Data excerpts
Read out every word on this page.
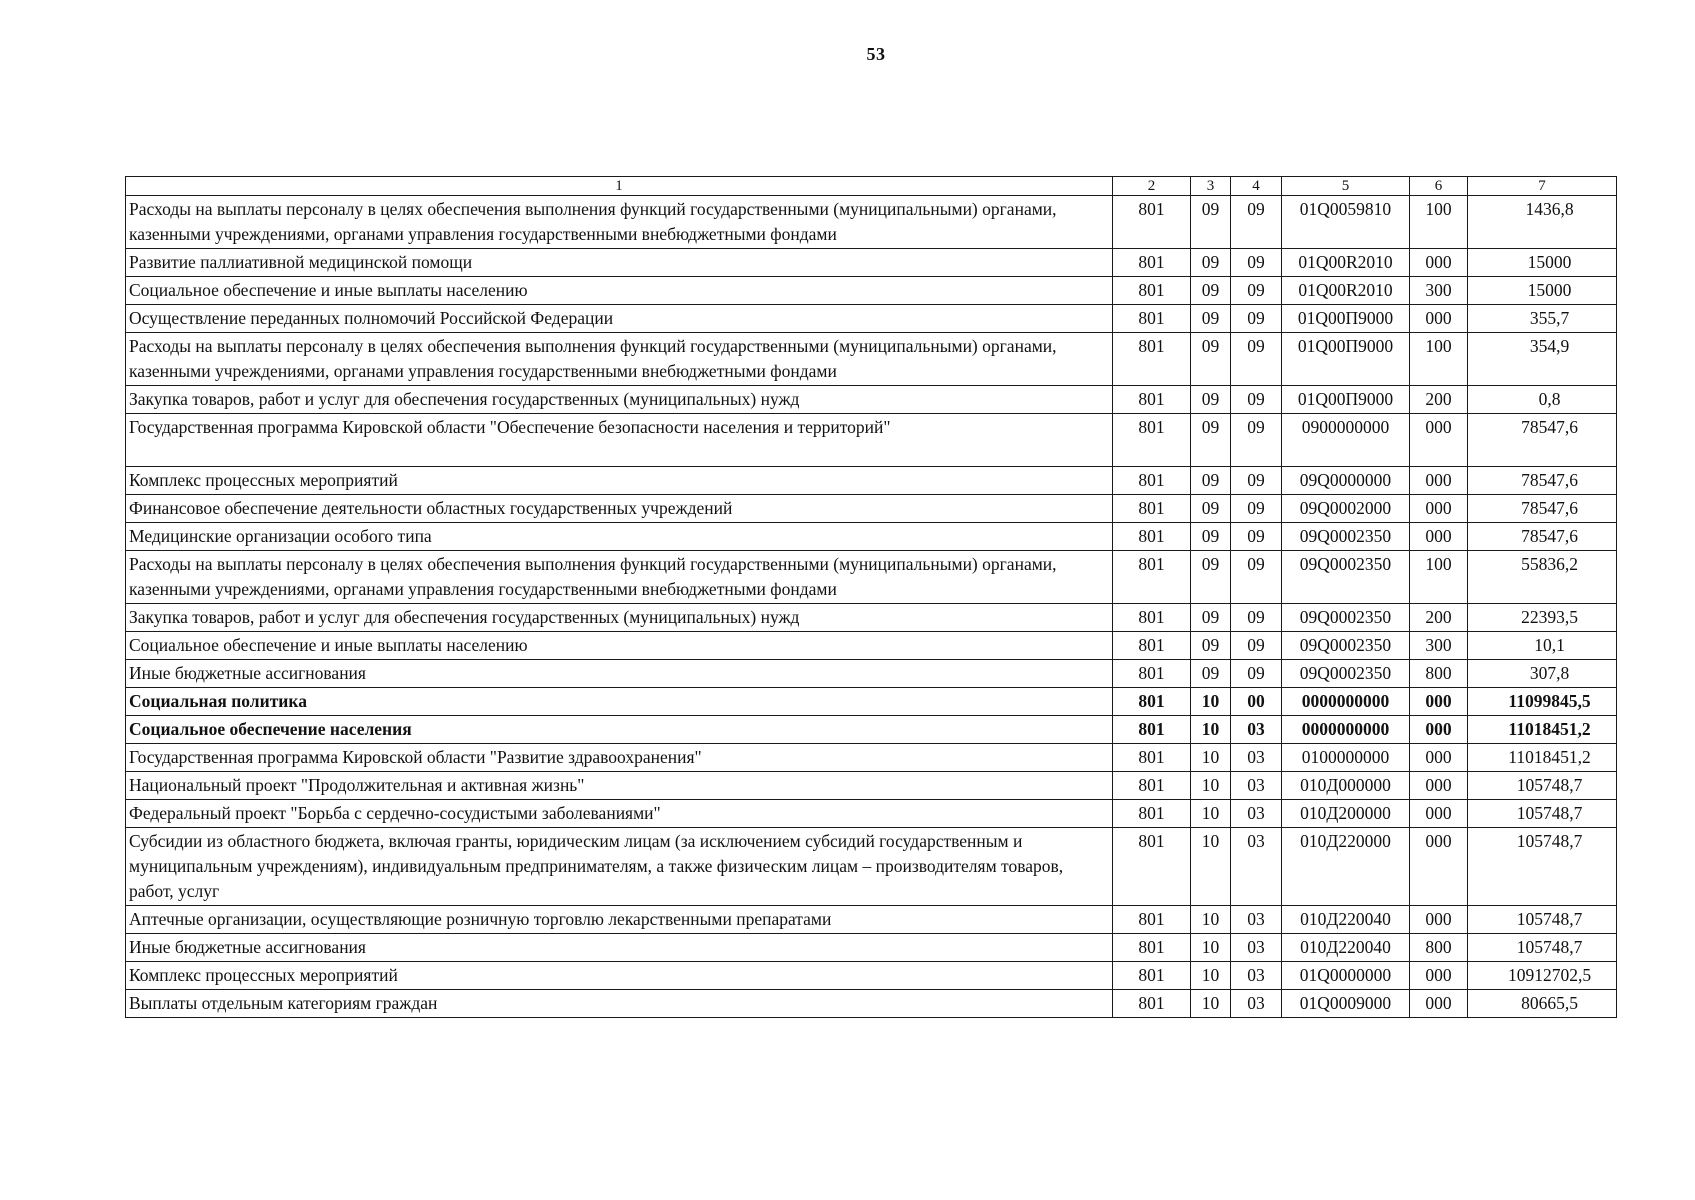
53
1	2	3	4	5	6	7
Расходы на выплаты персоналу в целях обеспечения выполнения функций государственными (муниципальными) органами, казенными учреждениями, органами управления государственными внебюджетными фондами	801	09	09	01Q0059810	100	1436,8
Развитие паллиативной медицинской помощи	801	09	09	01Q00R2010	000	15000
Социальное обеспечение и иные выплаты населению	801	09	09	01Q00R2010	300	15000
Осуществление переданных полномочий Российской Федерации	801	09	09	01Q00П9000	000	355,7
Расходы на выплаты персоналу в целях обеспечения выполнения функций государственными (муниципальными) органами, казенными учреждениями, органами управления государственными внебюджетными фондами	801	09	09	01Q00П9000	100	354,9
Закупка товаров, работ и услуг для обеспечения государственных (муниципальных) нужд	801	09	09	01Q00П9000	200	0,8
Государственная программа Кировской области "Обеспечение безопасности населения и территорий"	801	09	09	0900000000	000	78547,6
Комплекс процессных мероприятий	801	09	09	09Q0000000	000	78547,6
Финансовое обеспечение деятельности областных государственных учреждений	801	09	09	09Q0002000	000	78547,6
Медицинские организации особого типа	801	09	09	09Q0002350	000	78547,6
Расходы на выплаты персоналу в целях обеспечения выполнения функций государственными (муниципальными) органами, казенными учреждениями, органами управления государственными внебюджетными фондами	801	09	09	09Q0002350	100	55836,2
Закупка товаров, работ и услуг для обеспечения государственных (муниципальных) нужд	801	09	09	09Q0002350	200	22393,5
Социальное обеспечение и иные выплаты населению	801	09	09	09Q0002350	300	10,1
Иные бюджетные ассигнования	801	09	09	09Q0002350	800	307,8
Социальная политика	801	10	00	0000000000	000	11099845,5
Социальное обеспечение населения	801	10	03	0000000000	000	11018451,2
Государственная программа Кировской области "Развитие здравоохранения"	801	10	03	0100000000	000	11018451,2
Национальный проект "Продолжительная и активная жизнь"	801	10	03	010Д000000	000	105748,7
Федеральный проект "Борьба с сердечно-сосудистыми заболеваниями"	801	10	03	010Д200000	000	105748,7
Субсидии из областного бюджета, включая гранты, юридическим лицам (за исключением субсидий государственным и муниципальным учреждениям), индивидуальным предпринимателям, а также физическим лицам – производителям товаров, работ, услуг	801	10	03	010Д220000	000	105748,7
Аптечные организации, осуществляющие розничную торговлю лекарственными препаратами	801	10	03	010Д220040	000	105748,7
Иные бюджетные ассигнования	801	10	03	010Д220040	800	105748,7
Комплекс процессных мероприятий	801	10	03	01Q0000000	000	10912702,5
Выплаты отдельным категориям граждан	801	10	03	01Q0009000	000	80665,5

▸ STATED EXERCISE
Show the lines that mention the word "населения".

▸ SOLUTION
Государственная программа Кировской области "Обеспечение безопасности населения и территорий"	801	09	09	0900000000	000	78547,6
Социальное обеспечение населения	801	10	03	0000000000	000	11018451,2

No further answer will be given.